Data for this exercise —
☆ ☆ ☆ ☆ ☆

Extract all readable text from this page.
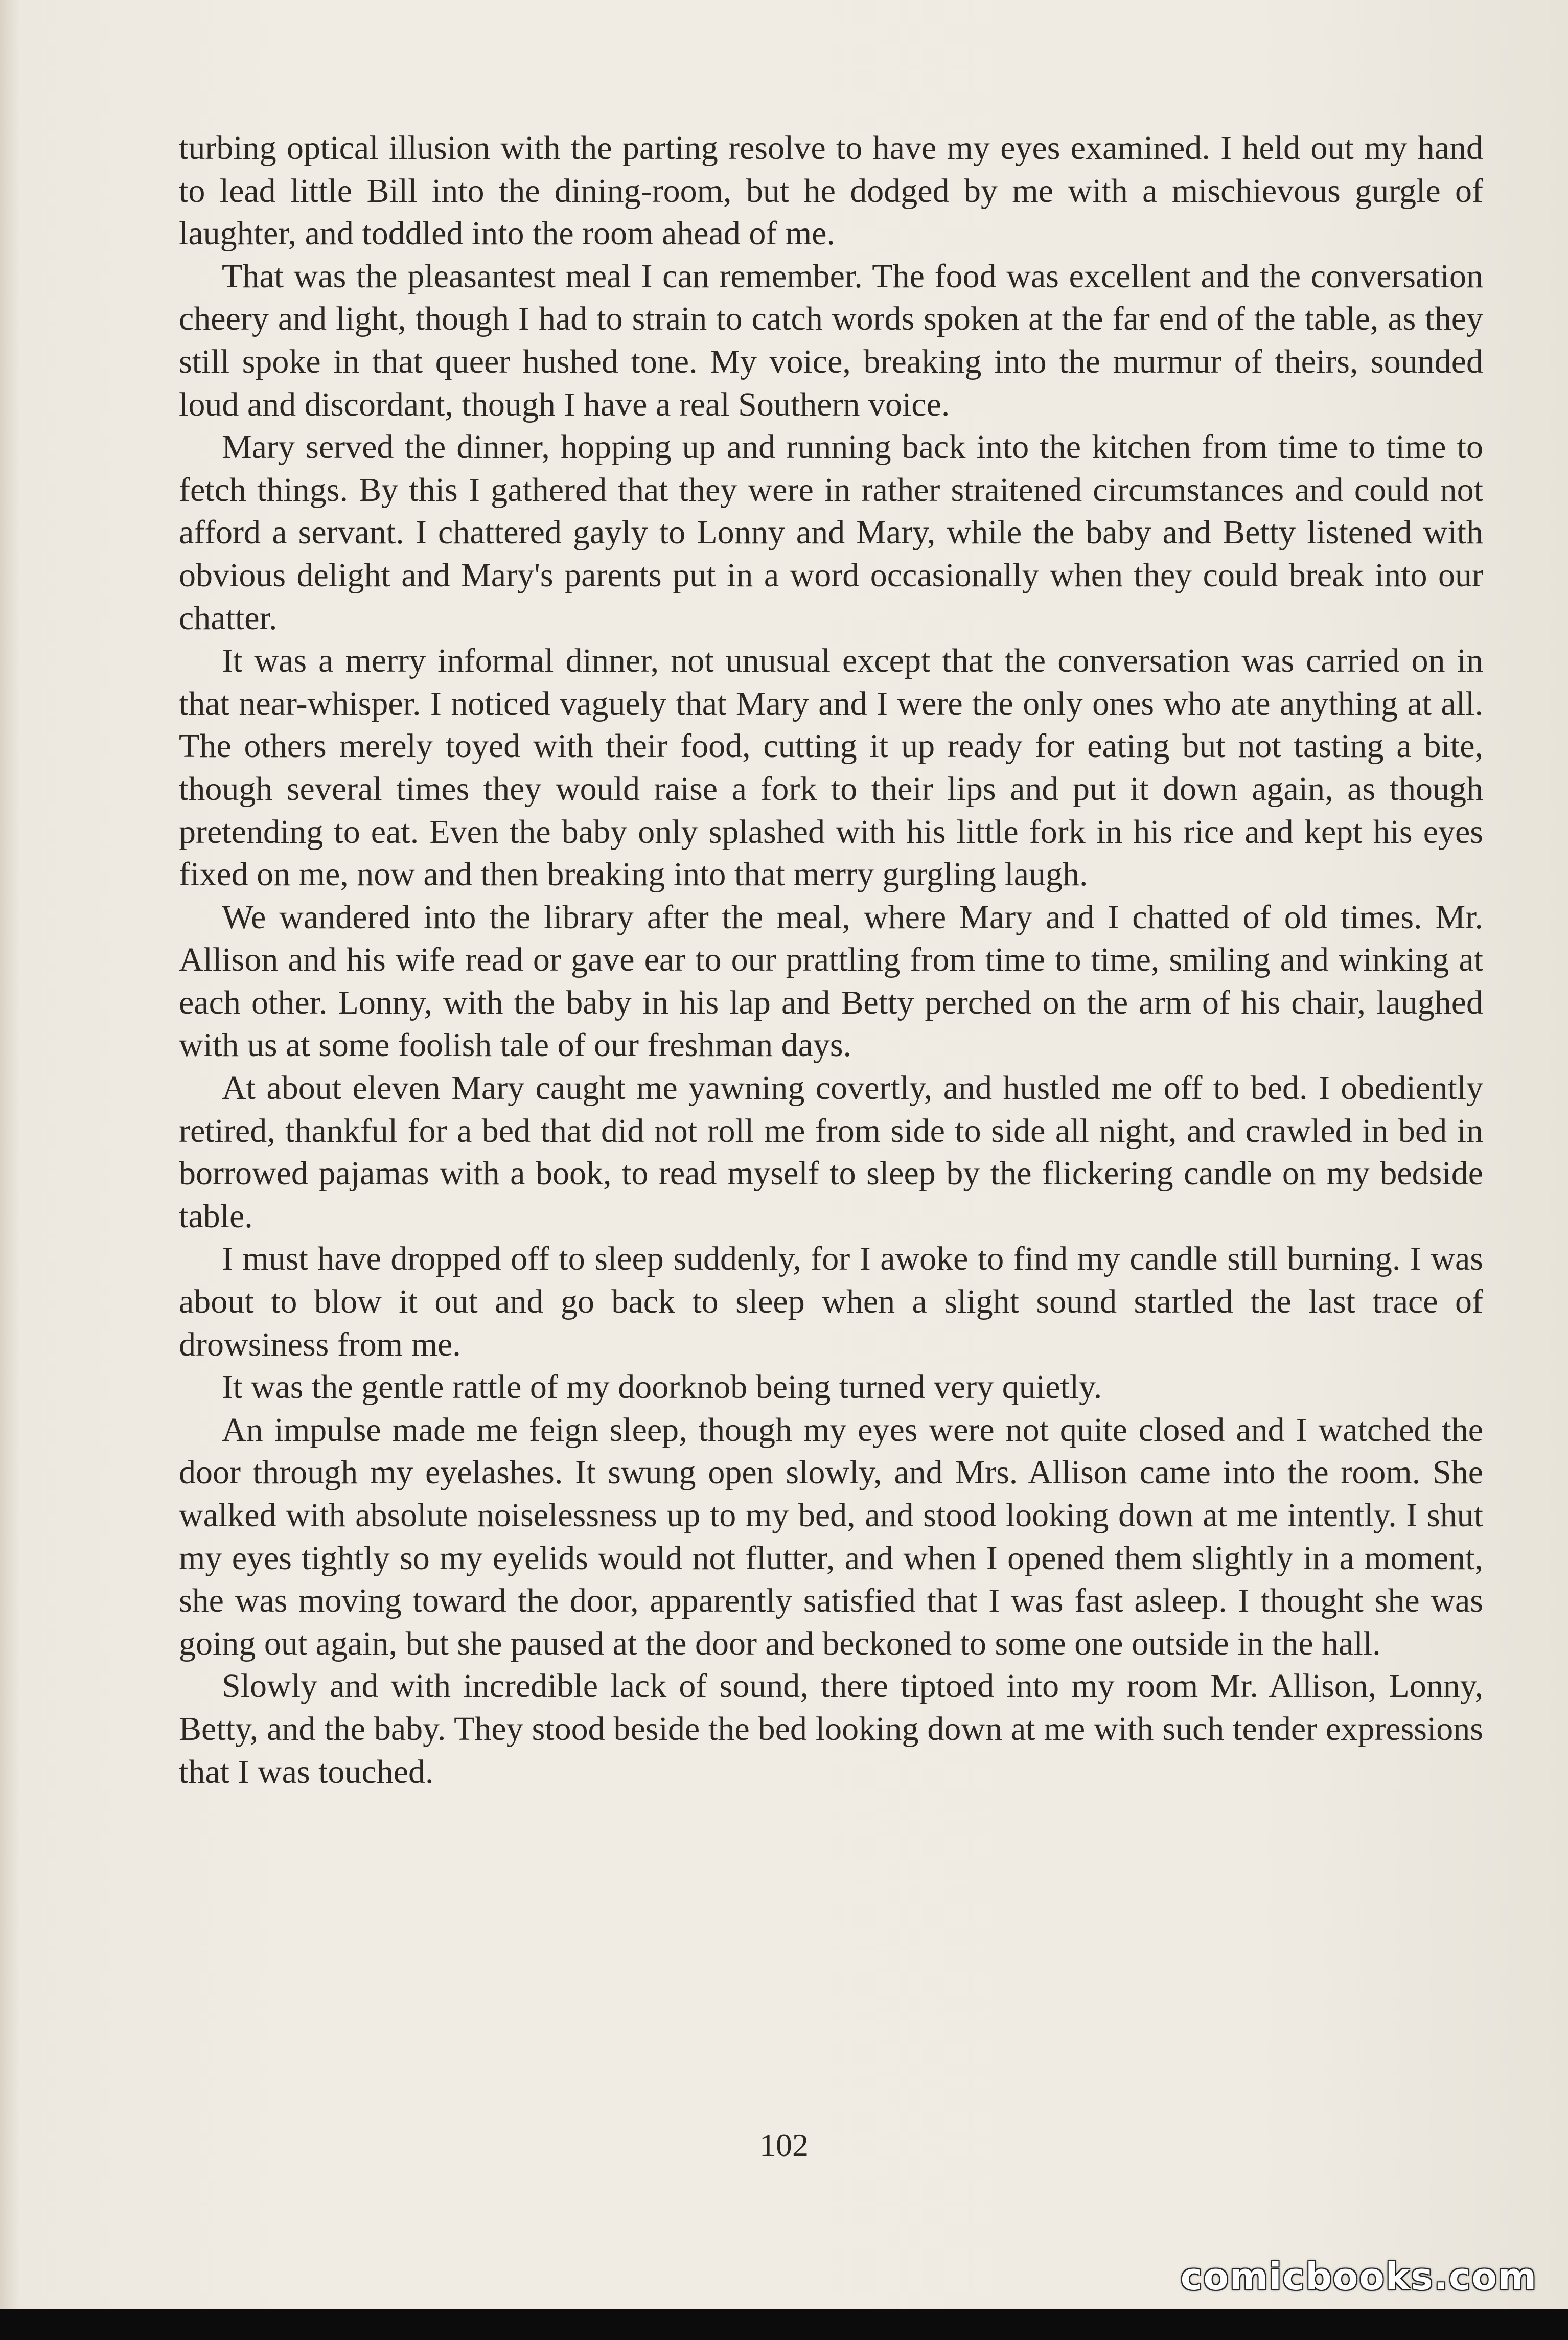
turbing optical illusion with the parting resolve to have my eyes examined. I held out my hand to lead little Bill into the dining-room, but he dodged by me with a mischievous gurgle of laughter, and toddled into the room ahead of me.

That was the pleasantest meal I can remember. The food was excellent and the conversation cheery and light, though I had to strain to catch words spoken at the far end of the table, as they still spoke in that queer hushed tone. My voice, breaking into the murmur of theirs, sounded loud and discordant, though I have a real Southern voice.

Mary served the dinner, hopping up and running back into the kitchen from time to time to fetch things. By this I gathered that they were in rather straitened circumstances and could not afford a servant. I chattered gayly to Lonny and Mary, while the baby and Betty listened with obvious delight and Mary's parents put in a word occasionally when they could break into our chatter.

It was a merry informal dinner, not unusual except that the conversation was carried on in that near-whisper. I noticed vaguely that Mary and I were the only ones who ate anything at all. The others merely toyed with their food, cutting it up ready for eating but not tasting a bite, though several times they would raise a fork to their lips and put it down again, as though pretending to eat. Even the baby only splashed with his little fork in his rice and kept his eyes fixed on me, now and then breaking into that merry gurgling laugh.

We wandered into the library after the meal, where Mary and I chatted of old times. Mr. Allison and his wife read or gave ear to our prattling from time to time, smiling and winking at each other. Lonny, with the baby in his lap and Betty perched on the arm of his chair, laughed with us at some foolish tale of our freshman days.

At about eleven Mary caught me yawning covertly, and hustled me off to bed. I obediently retired, thankful for a bed that did not roll me from side to side all night, and crawled in bed in borrowed pajamas with a book, to read myself to sleep by the flickering candle on my bedside table.

I must have dropped off to sleep suddenly, for I awoke to find my candle still burning. I was about to blow it out and go back to sleep when a slight sound startled the last trace of drowsiness from me.

It was the gentle rattle of my doorknob being turned very quietly.

An impulse made me feign sleep, though my eyes were not quite closed and I watched the door through my eyelashes. It swung open slowly, and Mrs. Allison came into the room. She walked with absolute noiselessness up to my bed, and stood looking down at me intently. I shut my eyes tightly so my eyelids would not flutter, and when I opened them slightly in a moment, she was moving toward the door, apparently satisfied that I was fast asleep. I thought she was going out again, but she paused at the door and beckoned to some one outside in the hall.

Slowly and with incredible lack of sound, there tiptoed into my room Mr. Allison, Lonny, Betty, and the baby. They stood beside the bed looking down at me with such tender expressions that I was touched.

102
comicbooks.com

☆ ☆ ☆ ☆ ☆

Go through the entries above and pull out each line with "still" in it.

That was the pleasantest meal I can remember. The food was excellent and the conversation cheery and light, though I had to strain to catch words spoken at the far end of the table, as they still spoke in that queer hushed tone. My voice, breaking into the murmur of theirs, sounded loud and discordant, though I have a real Southern voice.
I must have dropped off to sleep suddenly, for I awoke to find my candle still burning. I was about to blow it out and go back to sleep when a slight sound startled the last trace of drowsiness from me.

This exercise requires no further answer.